- [Objective] Copy all lines of the listing that include the string "marker".
---*---
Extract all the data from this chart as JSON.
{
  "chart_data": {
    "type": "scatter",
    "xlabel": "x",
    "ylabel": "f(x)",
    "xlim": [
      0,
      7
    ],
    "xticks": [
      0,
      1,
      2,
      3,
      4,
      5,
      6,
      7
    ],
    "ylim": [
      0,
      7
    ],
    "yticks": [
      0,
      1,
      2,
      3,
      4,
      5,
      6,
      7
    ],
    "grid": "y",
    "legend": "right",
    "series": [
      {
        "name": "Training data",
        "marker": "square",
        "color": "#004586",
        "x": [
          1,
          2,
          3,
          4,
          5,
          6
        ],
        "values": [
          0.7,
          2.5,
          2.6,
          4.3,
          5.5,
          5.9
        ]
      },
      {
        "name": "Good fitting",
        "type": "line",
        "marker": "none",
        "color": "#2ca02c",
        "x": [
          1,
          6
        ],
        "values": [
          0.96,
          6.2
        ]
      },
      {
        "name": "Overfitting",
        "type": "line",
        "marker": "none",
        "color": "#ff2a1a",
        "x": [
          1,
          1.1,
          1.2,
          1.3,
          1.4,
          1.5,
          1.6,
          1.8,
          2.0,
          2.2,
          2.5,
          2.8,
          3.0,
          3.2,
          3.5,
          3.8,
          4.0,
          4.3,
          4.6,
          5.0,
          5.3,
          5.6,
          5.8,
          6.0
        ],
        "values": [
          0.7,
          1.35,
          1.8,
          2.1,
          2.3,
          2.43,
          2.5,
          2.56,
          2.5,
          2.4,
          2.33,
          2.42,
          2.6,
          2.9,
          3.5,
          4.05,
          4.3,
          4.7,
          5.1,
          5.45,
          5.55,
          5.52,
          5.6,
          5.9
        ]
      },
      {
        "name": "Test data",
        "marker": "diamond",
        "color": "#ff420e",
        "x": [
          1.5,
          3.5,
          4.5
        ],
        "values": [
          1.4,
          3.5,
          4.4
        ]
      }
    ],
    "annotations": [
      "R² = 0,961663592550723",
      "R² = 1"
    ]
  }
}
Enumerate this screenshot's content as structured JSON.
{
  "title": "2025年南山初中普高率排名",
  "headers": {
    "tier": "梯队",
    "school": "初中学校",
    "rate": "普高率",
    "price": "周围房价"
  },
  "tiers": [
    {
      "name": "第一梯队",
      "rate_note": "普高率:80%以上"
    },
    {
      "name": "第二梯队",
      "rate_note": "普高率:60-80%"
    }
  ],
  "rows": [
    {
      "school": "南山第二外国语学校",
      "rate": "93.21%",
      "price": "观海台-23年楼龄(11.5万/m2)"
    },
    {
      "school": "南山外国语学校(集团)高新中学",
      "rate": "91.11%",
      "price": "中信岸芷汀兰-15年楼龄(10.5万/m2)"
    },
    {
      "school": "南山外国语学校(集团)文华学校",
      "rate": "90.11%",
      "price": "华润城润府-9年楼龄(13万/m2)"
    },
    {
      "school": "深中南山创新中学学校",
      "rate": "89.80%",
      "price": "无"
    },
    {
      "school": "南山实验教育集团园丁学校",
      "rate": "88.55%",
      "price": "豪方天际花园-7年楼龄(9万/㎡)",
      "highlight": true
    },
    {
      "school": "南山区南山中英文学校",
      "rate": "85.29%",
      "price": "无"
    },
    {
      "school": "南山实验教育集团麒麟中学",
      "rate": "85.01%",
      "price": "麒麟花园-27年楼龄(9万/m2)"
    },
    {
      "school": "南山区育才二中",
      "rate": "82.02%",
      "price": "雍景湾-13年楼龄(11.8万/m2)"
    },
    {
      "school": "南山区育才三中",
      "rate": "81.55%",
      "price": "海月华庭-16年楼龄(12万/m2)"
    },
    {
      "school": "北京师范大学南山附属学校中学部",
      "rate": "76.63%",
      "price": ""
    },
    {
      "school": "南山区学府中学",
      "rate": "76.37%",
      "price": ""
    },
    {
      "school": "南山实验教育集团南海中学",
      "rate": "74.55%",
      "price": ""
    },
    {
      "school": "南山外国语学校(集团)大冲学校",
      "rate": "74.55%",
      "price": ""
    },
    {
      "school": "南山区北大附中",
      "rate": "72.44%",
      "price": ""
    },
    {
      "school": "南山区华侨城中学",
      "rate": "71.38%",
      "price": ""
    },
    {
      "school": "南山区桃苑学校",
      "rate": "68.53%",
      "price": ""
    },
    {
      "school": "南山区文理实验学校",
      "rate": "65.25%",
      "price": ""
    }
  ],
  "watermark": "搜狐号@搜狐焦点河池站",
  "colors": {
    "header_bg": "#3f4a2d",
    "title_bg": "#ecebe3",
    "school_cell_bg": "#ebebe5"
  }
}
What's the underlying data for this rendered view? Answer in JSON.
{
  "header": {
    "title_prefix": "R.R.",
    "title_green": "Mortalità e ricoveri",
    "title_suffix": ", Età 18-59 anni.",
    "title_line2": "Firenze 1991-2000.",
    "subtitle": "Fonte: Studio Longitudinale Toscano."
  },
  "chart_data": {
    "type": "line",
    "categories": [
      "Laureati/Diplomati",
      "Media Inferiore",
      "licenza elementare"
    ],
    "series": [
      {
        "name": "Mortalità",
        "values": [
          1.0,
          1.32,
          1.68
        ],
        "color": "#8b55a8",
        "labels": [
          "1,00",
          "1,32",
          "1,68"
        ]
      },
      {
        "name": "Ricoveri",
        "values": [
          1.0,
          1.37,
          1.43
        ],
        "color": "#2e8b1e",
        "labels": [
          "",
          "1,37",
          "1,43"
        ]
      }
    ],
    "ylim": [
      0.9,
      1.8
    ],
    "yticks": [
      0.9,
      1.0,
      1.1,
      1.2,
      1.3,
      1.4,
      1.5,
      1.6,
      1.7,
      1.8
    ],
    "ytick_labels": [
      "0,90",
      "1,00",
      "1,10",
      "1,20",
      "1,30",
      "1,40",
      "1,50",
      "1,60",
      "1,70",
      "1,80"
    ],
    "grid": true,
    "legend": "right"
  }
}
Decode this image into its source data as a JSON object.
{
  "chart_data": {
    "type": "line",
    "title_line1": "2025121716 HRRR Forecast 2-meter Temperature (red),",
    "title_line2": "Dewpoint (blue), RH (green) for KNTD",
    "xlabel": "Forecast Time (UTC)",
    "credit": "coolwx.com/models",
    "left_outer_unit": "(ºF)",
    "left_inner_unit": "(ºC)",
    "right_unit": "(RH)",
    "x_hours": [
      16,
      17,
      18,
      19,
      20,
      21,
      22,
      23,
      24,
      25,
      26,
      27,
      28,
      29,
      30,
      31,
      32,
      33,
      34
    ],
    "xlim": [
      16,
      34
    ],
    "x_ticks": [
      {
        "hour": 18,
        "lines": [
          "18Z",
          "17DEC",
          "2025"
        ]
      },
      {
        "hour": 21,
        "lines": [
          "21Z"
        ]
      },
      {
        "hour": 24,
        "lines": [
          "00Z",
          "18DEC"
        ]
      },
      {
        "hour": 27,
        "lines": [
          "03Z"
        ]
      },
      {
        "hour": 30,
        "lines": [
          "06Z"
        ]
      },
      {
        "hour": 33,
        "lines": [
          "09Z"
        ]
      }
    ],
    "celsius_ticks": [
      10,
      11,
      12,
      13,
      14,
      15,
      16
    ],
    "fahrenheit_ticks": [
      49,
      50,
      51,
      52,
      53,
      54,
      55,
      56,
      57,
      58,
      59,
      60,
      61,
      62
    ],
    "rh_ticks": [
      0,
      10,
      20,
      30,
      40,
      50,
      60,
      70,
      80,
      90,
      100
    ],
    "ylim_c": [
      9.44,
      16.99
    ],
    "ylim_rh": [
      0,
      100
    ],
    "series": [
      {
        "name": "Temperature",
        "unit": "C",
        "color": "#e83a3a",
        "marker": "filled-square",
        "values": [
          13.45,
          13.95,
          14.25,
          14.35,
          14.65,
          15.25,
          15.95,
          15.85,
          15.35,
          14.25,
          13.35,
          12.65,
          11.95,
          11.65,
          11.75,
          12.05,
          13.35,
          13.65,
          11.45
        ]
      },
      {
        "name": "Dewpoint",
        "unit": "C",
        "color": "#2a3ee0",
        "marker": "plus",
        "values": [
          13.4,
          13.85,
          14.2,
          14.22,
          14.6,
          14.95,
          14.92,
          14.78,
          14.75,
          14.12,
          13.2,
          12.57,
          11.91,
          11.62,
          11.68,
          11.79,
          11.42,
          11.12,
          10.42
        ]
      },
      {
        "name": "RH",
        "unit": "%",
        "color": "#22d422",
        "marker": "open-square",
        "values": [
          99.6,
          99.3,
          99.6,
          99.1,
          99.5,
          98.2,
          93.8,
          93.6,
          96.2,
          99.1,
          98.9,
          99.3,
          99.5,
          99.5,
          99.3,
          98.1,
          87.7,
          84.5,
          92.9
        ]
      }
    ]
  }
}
---*---
- [Result]
        "marker": "square",
        "marker": "none",
        "marker": "none",
        "marker": "diamond",
        "marker": "filled-square",
        "marker": "plus",
        "marker": "open-square",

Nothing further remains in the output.